• _Job_
Filter the records below and copy every line containing the word "want".

• _Material provided_
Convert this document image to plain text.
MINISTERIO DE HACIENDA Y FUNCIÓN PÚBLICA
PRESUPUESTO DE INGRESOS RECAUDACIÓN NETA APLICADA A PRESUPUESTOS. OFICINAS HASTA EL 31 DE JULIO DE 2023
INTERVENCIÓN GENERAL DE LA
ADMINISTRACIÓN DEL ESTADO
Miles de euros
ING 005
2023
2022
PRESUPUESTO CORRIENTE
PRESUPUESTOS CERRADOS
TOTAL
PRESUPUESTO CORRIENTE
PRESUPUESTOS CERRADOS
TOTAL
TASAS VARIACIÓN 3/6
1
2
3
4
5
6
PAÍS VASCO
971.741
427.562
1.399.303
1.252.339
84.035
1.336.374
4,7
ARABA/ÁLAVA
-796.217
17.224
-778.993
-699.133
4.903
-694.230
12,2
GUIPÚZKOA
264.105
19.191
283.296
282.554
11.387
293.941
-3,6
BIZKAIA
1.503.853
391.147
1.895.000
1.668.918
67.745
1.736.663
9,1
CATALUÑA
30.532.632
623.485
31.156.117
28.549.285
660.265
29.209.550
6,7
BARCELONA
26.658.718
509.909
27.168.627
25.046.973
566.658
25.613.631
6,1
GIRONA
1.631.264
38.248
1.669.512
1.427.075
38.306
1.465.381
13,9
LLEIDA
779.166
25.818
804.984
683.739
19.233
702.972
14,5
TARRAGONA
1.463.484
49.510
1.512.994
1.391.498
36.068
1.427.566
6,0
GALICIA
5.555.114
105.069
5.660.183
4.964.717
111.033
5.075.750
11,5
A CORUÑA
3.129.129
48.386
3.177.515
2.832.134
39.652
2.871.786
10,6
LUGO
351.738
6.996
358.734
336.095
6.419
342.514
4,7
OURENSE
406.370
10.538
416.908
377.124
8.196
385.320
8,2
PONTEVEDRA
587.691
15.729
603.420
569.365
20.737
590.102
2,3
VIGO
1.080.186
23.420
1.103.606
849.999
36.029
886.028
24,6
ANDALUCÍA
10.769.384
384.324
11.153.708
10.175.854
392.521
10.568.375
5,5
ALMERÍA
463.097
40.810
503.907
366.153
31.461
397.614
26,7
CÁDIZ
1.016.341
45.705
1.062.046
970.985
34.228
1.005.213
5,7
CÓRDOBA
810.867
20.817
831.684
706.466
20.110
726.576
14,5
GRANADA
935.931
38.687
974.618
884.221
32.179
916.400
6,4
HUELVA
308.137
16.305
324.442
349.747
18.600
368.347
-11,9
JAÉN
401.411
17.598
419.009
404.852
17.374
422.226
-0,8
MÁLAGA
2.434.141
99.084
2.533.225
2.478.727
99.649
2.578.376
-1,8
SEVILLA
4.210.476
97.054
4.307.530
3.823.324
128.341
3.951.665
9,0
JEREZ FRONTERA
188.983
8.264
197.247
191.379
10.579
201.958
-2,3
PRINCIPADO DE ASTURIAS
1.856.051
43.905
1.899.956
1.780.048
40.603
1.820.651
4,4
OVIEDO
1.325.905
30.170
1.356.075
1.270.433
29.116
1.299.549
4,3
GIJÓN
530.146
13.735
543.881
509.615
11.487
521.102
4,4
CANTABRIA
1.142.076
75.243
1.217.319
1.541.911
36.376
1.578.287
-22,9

--

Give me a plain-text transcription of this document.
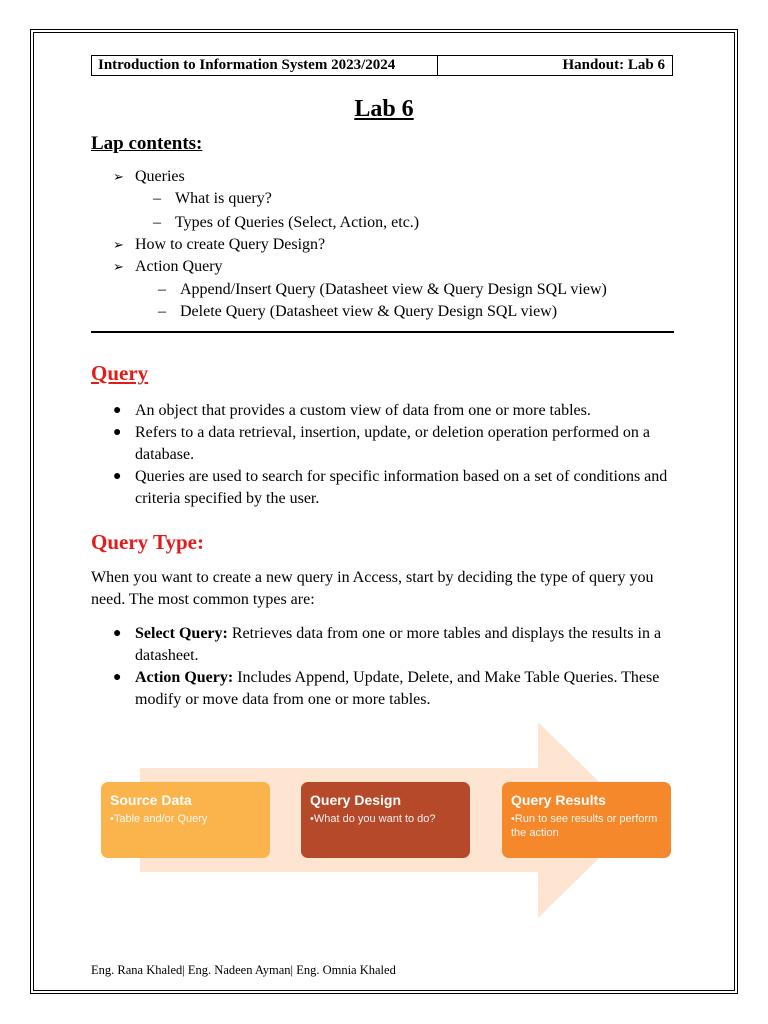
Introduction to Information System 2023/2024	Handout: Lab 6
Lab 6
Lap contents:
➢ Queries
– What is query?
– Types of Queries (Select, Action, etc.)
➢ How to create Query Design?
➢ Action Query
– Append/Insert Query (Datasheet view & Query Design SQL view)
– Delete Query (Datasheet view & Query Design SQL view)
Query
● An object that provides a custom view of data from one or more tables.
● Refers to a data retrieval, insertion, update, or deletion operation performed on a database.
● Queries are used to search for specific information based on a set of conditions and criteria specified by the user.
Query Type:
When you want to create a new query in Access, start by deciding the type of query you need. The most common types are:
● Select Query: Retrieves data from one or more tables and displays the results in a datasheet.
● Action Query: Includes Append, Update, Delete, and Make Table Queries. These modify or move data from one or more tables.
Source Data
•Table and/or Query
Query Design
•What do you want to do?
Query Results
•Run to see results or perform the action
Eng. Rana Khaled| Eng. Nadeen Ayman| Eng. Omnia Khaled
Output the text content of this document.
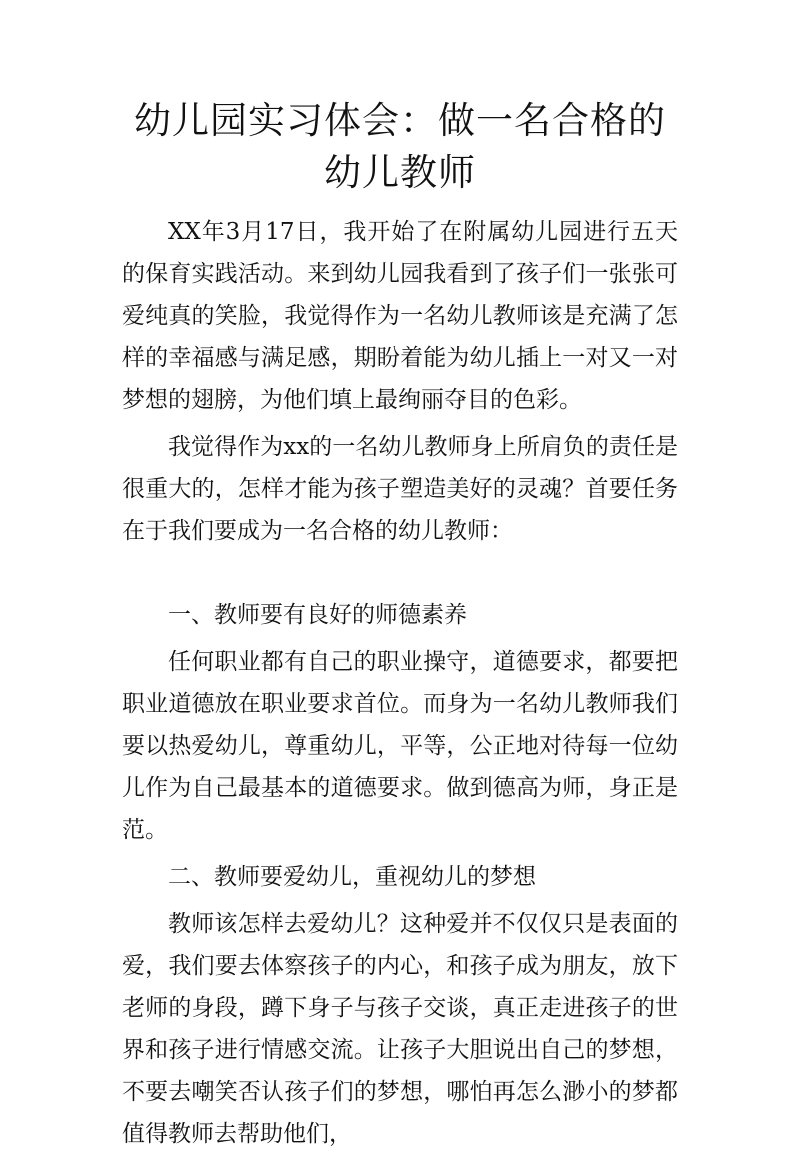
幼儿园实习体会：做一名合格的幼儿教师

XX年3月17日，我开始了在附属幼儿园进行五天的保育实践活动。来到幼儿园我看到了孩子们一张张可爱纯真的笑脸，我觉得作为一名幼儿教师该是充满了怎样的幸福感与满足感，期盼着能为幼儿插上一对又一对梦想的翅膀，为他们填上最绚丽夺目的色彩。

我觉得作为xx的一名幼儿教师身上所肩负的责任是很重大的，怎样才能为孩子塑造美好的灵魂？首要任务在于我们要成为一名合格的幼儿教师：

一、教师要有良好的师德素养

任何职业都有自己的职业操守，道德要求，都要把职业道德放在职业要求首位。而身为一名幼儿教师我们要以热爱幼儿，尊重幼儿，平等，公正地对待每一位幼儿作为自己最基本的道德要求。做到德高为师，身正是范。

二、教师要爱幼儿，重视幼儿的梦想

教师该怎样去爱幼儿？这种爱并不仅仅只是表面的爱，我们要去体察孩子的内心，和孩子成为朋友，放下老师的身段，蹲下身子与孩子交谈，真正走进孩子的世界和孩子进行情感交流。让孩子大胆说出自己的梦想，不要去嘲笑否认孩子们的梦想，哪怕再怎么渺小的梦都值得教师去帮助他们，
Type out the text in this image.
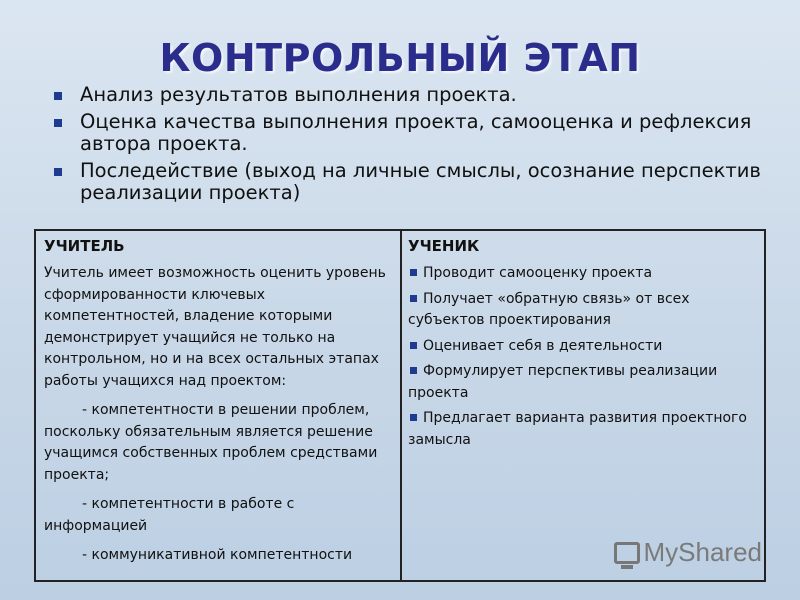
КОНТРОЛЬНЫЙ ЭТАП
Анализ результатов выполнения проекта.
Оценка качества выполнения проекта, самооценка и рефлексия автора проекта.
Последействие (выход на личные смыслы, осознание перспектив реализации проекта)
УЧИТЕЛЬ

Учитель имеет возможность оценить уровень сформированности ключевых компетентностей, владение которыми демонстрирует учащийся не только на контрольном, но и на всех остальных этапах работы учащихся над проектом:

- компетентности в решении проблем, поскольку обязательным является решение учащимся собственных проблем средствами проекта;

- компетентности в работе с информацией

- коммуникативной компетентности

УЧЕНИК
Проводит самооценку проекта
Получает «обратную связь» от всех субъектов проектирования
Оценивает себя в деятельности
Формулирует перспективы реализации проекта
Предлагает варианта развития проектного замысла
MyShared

• _Task result_
When you want to create a new query in Access, start by deciding the type of query you need. The most common types are:
•What do you want to do?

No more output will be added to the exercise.